━━━━━ TEXT BLOCK ━━━━━

For Klein, a 66-year-old Philadelphia Orchestra violinist, the 513-mile ride has combined passion and compassion. It's a testament to his love of cycling and physical fitness. It's a tribute to MS patients, particularly the late British cellist Jacqueline du Pré, regarded as one of the greatest players of the instrument, whose career was cut short by the disease. And it represents Klein's personal triumph over anxiety and self-doubt.
"What has the bike done for me?" asks this self-described "professional worrier." "Everything. It has been my savior, and made me fit to live with."
Klein has been performing with the orchestra for 40 years. Before that, he played with the Detroit Symphony Orchestra. His mother was a music teacher who put a violin in his hands when he was 31/2. For most of his adult life, he was so devoted to music that he rarely exercised.
"There was never any time," he says. "I was always hustling to one rehearsal after another."
When he and his wife, Gisela, moved to Philadelphia in the early '70s, they sometimes cycled the river-drive loop, but those rides were purely casual and recreational.
In 1986, Klein served as chairman of the orchestra members committee. He was fixer, confessor, troubleshooter, flak-catcher. "I listened to everybody's problems. It sometimes took 40 minutes to get from the stage door of the Academy [of Music] to backstage. Everybody was after me."
It was a job that required "King Solomon solutions to lots of difficult issues," a job so stressful it nearly killed him.
During one sleepless night, while walking his dog at 3 a.m., he began feeling chest pains and tingling in his arms - classic symptoms of a heart attack. He was a prime candidate - 51 years old, a smoker who drank 20 cups of coffee a day.
Luckily for Klein, the attack turned out to be more psychosomatic than cardiovascular. Nevertheless, what Klein calls "the stress crash" took its toll.

━━━━━ RECORDS SUPPLIED ━━━━━

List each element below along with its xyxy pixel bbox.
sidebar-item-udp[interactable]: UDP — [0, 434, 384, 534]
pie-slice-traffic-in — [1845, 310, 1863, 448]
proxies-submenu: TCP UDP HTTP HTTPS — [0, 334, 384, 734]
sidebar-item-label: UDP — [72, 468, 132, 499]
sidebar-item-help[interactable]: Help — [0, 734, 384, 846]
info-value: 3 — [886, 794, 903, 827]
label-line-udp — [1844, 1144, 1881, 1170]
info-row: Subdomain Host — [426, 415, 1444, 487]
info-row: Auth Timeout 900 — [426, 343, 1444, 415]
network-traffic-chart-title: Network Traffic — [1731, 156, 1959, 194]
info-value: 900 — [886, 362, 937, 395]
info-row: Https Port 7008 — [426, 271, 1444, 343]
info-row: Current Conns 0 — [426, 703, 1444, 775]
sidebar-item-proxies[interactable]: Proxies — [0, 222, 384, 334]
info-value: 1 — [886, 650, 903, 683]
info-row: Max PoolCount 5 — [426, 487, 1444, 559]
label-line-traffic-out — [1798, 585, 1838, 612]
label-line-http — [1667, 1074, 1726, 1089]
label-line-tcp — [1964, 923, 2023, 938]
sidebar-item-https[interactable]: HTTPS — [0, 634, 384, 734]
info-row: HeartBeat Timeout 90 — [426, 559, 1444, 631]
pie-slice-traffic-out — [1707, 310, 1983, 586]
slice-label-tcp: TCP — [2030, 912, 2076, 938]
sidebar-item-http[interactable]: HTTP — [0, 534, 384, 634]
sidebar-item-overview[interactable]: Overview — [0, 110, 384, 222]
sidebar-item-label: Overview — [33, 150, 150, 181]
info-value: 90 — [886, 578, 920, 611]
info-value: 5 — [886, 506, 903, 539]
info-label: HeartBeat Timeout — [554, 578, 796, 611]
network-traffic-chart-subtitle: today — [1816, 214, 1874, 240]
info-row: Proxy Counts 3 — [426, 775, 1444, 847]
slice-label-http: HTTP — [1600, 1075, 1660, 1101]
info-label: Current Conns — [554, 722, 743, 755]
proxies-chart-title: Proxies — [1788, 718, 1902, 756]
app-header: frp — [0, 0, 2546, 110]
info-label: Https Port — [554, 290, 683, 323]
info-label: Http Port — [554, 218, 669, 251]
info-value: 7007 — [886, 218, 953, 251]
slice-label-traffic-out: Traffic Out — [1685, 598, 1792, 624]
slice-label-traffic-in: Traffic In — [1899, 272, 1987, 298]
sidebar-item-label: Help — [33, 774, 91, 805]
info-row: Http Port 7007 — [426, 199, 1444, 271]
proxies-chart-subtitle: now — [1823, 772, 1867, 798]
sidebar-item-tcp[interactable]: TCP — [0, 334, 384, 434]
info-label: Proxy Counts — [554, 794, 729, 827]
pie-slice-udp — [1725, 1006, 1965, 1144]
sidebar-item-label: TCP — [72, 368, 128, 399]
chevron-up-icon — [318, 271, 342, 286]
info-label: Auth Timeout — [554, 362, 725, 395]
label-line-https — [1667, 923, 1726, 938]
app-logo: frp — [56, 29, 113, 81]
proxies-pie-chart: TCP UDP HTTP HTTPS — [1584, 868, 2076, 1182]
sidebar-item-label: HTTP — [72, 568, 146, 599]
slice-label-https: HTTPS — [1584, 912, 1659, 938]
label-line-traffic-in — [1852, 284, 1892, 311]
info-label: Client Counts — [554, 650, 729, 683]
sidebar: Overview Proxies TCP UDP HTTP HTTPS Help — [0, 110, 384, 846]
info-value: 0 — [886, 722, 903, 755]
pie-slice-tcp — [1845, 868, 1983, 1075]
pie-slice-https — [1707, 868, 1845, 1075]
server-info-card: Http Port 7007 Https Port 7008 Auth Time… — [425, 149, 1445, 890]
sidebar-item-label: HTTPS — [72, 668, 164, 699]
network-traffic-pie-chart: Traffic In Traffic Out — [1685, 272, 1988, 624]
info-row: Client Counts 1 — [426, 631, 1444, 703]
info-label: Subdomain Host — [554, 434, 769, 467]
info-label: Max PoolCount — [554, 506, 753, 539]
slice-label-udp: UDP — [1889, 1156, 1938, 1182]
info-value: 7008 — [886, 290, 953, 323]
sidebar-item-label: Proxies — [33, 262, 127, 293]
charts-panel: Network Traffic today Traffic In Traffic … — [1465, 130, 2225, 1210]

━━━━━

WORK REQUEST A
According to the passage about Klein, for how many years has Klein been performing with the Philadelphia Orchestra?
WORK REQUEST B
From the passage about Klein, quote the text that begins at the words "When he and" and stops after the words "coffee a day.".
WORK REQUEST C
Decide whether each statement agrees with the passage about Klein, and support each yes or no with the deciding words from it. (i) Klein played with the Detroit Symphony Orchestra before joining the Philadelphia Orchestra. (ii) Klein's father first put a violin in his hands. (iii) Klein's attack turned out to be mainly cardiovascular.

EXERCISE SOLUTION A
40 years

EXERCISE SOLUTION B
When he and his wife, Gisela, moved to Philadelphia in the early '70s, they sometimes cycled the river-drive loop, but those rides were purely casual and recreational.
In 1986, Klein served as chairman of the orchestra members committee. He was fixer, confessor, troubleshooter, flak-catcher. "I listened to everybody's problems. It sometimes took 40 minutes to get from the stage door of the Academy [of Music] to backstage. Everybody was after me."
It was a job that required "King Solomon solutions to lots of difficult issues," a job so stressful it nearly killed him.
During one sleepless night, while walking his dog at 3 a.m., he began feeling chest pains and tingling in his arms - classic symptoms of a heart attack. He was a prime candidate - 51 years old, a smoker who drank 20 cups of coffee a day.

EXERCISE SOLUTION C
(i) Yes: "Before that, he played with the Detroit Symphony Orchestra."
(ii) No: "His mother was a music teacher who put a violin in his hands"
(iii) No: "the attack turned out to be more psychosomatic than cardiovascular"